• INSTRUCTIONS FOR THE TASK: Select from the data all lines with the word "Ἀέτιε".
━━━━━ RECORDS FOR THIS EXERCISE
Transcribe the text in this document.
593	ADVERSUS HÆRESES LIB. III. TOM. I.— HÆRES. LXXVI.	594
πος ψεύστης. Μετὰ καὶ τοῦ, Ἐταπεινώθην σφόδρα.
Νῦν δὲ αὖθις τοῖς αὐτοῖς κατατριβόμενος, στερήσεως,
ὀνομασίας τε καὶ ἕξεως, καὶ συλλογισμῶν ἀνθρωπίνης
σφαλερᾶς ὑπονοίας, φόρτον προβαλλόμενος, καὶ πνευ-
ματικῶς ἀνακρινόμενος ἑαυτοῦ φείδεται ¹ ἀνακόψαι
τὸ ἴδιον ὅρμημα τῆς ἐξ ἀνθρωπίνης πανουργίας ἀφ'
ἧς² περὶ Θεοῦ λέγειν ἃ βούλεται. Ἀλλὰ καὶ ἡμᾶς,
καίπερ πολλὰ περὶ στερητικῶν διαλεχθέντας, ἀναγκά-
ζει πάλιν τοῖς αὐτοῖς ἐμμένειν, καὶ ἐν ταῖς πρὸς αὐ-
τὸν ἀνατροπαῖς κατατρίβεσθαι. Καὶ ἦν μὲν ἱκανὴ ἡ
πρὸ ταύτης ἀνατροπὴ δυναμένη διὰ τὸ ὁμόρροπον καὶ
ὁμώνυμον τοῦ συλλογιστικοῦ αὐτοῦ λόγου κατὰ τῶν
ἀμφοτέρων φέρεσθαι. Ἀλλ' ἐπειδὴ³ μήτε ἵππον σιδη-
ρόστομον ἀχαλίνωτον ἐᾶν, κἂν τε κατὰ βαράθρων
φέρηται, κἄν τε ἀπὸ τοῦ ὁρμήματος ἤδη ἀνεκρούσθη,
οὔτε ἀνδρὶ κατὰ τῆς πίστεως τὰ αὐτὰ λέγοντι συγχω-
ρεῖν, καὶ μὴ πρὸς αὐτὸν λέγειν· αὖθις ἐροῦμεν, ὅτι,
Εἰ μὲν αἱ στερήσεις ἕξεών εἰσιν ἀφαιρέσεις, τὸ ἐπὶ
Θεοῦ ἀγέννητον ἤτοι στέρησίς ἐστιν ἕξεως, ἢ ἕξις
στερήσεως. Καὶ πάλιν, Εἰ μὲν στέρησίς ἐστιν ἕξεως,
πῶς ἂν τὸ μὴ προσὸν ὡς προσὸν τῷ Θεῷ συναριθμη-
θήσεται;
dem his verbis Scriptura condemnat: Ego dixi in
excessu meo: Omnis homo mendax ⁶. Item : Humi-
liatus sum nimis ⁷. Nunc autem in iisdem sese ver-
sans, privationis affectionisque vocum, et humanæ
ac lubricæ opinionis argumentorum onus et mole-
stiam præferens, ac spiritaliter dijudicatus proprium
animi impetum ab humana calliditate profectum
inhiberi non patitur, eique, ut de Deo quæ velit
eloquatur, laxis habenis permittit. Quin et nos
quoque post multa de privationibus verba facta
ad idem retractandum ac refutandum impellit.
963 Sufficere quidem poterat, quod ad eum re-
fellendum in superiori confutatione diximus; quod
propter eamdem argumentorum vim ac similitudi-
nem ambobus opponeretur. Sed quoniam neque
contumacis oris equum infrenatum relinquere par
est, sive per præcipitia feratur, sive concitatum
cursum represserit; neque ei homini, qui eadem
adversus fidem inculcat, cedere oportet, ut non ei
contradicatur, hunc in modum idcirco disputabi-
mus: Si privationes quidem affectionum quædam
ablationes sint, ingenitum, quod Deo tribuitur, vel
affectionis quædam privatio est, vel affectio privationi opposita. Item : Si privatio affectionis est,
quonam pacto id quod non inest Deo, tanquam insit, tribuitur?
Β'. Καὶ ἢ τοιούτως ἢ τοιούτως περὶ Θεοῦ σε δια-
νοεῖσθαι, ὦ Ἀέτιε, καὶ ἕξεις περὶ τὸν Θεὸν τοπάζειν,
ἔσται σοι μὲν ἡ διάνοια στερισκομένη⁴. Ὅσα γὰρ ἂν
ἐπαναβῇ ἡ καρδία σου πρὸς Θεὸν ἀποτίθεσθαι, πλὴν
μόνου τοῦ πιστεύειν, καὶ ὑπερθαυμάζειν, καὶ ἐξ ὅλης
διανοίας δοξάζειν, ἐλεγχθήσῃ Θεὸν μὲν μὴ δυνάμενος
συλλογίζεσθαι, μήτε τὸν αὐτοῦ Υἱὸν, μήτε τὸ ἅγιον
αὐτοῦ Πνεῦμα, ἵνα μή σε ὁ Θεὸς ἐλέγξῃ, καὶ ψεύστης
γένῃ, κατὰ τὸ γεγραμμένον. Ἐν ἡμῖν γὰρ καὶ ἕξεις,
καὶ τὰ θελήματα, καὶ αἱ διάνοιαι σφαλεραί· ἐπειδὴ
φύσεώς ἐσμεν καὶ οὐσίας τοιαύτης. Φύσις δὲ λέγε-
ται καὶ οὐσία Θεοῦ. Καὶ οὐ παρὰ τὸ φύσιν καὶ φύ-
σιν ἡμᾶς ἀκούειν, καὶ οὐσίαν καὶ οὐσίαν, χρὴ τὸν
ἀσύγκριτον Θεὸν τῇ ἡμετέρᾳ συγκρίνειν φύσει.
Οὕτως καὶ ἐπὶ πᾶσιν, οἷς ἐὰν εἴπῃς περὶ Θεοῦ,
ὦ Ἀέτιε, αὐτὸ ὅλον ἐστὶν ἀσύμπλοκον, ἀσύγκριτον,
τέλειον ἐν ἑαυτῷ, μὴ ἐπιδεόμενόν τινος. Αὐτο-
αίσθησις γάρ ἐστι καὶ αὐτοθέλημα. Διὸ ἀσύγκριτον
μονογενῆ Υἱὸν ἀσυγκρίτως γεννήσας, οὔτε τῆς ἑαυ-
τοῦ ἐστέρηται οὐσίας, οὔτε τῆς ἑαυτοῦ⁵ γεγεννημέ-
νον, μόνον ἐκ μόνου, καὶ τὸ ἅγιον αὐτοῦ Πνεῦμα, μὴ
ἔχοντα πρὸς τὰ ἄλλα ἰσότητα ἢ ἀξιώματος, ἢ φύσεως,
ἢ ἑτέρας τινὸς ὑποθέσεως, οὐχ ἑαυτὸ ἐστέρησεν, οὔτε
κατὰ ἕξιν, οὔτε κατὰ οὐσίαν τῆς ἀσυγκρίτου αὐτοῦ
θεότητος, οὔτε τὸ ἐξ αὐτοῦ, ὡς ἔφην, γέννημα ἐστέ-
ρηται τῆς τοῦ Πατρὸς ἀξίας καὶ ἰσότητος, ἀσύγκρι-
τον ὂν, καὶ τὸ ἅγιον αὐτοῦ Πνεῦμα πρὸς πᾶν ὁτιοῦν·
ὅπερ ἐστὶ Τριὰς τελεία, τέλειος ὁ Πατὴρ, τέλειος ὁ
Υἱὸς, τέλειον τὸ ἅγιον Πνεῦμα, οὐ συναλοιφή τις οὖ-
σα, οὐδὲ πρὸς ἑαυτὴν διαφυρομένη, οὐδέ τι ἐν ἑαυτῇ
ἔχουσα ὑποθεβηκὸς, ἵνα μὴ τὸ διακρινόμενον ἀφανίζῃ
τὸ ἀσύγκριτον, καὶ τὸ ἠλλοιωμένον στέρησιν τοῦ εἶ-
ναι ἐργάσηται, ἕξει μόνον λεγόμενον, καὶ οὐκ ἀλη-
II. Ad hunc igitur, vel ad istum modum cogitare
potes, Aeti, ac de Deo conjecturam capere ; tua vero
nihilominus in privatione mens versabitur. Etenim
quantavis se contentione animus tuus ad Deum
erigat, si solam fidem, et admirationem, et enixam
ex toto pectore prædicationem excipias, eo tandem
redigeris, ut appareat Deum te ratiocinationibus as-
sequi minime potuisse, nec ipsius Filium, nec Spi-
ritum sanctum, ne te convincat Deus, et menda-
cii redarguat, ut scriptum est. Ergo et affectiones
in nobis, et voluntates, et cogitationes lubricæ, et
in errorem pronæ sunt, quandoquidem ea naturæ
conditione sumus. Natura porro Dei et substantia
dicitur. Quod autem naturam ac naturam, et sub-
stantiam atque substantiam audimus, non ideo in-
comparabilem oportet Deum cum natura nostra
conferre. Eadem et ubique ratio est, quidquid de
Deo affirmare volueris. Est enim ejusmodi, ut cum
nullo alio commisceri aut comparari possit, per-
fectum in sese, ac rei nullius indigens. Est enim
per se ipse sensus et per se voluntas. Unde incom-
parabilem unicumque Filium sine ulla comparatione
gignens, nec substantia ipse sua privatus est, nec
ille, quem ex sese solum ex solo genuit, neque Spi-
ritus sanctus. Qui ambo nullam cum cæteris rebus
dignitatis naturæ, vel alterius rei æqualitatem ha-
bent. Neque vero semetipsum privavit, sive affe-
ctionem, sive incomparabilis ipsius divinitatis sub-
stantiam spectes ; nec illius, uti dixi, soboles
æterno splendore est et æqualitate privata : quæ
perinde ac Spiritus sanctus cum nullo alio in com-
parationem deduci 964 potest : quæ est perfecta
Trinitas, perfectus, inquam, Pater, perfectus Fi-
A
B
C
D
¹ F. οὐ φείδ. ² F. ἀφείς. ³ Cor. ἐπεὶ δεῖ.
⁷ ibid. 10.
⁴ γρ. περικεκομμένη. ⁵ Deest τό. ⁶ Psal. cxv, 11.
━━━━━━━━━━
• RESULT FOR THIS TASK:
νοεῖσθαι, ὦ Ἀέτιε, καὶ ἕξεις περὶ τὸν Θεὸν τοπάζειν,
ὦ Ἀέτιε, αὐτὸ ὅλον ἐστὶν ἀσύμπλοκον, ἀσύγκριτον,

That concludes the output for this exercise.